• [WHAT YOU ARE ASKED TO DO] How many of the lines below contain "JSON"? Answer with that number alone.

Data excerpts
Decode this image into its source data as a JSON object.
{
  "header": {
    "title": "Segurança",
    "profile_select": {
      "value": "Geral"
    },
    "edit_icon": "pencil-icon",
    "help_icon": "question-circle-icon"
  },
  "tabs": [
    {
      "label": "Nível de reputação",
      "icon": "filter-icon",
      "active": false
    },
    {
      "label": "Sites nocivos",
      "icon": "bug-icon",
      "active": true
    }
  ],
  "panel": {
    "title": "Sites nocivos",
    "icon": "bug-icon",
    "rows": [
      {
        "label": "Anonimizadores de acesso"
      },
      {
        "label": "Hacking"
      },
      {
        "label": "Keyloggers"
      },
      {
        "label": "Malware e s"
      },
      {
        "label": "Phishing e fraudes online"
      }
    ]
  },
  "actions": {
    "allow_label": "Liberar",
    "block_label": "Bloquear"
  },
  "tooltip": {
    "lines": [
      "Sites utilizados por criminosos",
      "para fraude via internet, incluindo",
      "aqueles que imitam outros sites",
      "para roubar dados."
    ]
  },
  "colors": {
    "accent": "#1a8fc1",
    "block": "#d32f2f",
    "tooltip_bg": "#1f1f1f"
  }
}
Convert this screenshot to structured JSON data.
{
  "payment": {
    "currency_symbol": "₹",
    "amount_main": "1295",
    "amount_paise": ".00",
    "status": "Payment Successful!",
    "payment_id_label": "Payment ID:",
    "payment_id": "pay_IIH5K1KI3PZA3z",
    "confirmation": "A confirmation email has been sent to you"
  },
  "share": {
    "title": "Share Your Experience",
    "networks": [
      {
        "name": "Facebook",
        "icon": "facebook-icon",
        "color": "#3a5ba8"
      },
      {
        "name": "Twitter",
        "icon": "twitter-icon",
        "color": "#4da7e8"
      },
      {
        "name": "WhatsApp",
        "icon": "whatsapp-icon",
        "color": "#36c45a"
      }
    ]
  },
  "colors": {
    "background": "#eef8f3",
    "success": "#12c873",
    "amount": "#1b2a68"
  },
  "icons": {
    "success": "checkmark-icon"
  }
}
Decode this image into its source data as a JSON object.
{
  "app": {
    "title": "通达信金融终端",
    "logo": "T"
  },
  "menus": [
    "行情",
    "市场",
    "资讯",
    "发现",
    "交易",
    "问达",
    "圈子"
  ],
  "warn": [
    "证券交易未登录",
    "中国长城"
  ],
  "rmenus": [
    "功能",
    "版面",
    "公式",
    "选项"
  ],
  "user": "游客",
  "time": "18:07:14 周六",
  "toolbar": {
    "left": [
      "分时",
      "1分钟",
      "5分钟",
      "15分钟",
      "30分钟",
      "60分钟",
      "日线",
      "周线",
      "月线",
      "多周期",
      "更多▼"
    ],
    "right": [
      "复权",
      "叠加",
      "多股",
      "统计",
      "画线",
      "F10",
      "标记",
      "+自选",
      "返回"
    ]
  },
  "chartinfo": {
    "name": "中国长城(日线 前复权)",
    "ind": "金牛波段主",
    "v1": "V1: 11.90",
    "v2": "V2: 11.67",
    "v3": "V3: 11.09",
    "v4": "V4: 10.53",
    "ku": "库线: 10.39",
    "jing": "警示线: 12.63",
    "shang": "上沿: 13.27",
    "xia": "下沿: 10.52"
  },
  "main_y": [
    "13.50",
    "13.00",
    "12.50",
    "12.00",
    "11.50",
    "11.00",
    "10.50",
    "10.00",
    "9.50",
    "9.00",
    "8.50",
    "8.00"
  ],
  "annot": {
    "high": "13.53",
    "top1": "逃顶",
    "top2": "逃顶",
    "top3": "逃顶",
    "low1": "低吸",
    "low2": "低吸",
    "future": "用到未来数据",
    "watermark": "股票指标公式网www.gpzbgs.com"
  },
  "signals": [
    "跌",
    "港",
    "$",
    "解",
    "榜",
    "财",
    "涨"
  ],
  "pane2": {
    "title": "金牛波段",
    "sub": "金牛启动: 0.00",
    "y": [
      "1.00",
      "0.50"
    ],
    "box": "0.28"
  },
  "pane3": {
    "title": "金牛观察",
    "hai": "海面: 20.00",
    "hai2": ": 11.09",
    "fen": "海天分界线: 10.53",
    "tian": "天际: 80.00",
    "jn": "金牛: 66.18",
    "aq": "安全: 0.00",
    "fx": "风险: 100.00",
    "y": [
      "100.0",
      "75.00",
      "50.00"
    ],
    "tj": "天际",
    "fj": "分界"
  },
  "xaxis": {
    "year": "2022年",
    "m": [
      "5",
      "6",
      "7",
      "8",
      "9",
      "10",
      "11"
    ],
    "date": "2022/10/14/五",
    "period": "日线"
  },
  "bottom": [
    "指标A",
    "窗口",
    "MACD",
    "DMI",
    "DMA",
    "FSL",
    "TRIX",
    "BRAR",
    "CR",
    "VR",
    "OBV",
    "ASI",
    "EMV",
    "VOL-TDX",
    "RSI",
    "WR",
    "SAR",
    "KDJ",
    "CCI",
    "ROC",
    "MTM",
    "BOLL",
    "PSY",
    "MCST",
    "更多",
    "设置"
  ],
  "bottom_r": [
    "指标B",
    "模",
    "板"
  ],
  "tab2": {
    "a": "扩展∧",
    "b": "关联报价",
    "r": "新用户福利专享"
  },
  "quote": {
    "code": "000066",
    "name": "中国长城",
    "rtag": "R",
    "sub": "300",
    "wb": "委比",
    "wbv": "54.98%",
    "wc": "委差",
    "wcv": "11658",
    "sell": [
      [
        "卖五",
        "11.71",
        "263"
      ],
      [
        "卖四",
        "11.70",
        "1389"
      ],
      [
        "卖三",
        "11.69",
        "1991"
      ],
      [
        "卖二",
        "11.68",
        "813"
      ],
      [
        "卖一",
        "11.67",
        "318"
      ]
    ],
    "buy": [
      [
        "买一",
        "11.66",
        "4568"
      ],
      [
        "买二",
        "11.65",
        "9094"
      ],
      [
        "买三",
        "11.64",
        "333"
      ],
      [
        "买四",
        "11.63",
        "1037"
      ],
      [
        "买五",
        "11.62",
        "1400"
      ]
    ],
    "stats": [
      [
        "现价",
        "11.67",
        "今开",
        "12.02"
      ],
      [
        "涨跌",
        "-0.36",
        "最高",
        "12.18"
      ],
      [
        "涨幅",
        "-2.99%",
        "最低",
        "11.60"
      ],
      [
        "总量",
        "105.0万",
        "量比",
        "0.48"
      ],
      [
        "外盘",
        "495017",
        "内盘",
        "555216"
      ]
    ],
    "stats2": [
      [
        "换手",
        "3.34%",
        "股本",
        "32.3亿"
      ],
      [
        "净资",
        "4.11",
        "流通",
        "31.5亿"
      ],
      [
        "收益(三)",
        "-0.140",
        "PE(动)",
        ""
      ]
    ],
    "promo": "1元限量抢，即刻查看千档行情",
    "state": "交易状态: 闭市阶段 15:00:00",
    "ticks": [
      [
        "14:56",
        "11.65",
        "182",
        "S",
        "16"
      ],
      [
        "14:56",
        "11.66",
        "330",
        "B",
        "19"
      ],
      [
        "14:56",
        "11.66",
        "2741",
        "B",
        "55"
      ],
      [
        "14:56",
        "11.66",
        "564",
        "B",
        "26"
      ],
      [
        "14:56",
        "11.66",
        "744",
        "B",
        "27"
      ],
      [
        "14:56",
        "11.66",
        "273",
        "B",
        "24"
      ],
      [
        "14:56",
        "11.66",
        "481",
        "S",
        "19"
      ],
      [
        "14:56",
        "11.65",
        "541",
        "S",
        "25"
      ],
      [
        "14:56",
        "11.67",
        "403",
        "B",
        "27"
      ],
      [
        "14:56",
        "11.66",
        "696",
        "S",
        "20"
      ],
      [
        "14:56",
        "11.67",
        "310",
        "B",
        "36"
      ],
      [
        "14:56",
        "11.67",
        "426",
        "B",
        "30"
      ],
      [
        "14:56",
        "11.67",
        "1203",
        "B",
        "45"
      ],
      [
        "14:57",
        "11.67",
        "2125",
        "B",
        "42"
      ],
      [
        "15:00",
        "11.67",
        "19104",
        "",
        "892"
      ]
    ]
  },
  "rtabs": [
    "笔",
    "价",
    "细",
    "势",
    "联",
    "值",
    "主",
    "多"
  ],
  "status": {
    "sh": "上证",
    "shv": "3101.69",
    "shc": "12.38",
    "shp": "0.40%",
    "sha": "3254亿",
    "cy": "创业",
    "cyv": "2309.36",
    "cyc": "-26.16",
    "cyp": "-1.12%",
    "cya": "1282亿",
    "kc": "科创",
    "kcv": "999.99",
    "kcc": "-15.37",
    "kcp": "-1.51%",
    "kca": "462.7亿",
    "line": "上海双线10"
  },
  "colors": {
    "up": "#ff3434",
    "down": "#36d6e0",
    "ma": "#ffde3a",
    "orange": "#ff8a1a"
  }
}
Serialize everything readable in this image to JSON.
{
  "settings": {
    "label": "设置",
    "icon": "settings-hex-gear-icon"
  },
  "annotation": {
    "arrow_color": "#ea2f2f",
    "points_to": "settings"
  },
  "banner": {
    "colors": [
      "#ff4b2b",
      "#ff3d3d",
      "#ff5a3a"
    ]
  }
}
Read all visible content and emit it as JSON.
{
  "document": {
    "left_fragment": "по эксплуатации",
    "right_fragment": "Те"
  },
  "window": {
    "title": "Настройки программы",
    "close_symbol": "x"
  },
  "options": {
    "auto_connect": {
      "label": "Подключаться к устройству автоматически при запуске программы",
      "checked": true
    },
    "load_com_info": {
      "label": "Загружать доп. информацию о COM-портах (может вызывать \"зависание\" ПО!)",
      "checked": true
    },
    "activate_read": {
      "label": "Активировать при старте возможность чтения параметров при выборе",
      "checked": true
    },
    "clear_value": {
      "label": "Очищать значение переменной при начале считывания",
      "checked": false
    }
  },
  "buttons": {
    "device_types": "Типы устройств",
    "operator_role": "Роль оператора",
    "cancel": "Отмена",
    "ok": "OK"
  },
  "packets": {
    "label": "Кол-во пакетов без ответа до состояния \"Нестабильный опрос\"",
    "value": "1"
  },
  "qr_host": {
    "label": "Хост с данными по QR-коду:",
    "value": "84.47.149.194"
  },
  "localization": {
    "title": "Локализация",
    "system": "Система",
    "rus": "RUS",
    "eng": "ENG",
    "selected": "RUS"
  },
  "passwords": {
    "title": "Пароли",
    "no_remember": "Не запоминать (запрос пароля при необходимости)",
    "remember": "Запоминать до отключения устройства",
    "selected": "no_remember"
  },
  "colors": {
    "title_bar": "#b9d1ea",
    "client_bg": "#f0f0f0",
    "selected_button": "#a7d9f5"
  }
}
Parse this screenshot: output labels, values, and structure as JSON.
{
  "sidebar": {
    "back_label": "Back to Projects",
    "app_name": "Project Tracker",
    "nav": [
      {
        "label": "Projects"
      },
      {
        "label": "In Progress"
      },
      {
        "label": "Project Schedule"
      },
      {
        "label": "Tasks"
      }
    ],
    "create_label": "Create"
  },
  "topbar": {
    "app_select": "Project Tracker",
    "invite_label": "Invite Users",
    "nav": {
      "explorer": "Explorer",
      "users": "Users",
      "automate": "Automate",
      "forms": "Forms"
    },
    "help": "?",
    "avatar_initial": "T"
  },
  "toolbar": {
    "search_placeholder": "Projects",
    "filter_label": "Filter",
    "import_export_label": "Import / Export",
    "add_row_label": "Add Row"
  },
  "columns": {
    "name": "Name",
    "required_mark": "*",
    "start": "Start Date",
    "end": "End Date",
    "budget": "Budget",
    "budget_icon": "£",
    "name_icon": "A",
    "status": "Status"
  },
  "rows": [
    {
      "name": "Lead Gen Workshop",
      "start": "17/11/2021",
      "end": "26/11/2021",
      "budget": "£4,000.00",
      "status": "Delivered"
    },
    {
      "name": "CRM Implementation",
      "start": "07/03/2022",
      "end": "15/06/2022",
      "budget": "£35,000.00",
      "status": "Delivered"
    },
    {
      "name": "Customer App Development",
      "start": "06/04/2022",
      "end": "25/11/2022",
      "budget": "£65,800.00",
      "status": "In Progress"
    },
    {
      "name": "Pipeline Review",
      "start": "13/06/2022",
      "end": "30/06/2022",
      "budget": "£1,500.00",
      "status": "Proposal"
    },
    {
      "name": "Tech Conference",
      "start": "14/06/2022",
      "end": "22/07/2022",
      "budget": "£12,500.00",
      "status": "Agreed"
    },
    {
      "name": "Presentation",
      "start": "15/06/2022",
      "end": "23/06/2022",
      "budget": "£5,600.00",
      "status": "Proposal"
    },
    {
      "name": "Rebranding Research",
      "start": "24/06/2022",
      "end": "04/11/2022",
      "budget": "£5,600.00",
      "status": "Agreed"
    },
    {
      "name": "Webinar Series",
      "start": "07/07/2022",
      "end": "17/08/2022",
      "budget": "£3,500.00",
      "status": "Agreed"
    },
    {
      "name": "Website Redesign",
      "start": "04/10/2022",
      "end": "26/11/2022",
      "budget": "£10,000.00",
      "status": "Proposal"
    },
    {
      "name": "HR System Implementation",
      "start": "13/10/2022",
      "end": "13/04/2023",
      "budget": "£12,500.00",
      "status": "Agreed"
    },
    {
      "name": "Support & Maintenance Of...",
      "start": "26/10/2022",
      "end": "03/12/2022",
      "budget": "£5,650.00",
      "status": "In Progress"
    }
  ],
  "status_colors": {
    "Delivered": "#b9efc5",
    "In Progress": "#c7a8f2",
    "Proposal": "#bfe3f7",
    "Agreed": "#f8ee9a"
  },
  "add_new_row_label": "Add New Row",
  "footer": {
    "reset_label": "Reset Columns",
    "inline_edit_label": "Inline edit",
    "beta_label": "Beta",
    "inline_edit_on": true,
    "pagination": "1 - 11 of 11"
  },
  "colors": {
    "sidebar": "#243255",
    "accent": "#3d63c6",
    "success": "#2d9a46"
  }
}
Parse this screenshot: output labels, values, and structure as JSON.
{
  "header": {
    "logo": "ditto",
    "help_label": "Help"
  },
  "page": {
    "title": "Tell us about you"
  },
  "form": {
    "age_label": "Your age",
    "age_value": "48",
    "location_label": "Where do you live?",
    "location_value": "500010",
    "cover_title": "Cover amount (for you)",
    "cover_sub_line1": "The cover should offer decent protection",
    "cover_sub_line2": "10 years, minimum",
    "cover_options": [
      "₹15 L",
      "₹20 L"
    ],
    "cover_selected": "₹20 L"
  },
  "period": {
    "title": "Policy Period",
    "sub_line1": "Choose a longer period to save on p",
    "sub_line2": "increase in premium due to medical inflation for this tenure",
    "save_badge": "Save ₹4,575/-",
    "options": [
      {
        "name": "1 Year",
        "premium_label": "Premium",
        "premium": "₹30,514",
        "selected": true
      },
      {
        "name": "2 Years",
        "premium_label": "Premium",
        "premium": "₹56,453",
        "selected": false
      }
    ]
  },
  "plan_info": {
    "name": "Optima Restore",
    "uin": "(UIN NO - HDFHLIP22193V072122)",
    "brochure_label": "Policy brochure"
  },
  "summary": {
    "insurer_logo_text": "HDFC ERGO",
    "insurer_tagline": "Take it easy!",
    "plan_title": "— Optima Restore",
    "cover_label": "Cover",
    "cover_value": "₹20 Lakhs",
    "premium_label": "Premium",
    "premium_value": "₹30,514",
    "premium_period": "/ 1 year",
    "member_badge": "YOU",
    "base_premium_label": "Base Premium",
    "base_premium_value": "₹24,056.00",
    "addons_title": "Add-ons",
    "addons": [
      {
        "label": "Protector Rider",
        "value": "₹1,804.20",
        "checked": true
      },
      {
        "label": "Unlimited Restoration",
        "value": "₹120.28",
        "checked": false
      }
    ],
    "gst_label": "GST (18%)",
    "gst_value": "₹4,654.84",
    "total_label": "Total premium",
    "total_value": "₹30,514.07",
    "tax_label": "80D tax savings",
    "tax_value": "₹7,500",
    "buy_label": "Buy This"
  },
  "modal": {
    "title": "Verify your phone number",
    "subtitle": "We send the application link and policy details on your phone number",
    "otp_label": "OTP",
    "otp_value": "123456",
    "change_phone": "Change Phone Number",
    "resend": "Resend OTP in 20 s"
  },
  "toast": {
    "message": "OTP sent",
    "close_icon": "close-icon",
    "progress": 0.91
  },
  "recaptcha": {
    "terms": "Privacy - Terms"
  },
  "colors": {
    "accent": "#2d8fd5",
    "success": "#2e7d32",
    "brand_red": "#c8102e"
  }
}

• [EXPECTED ANSWER] 7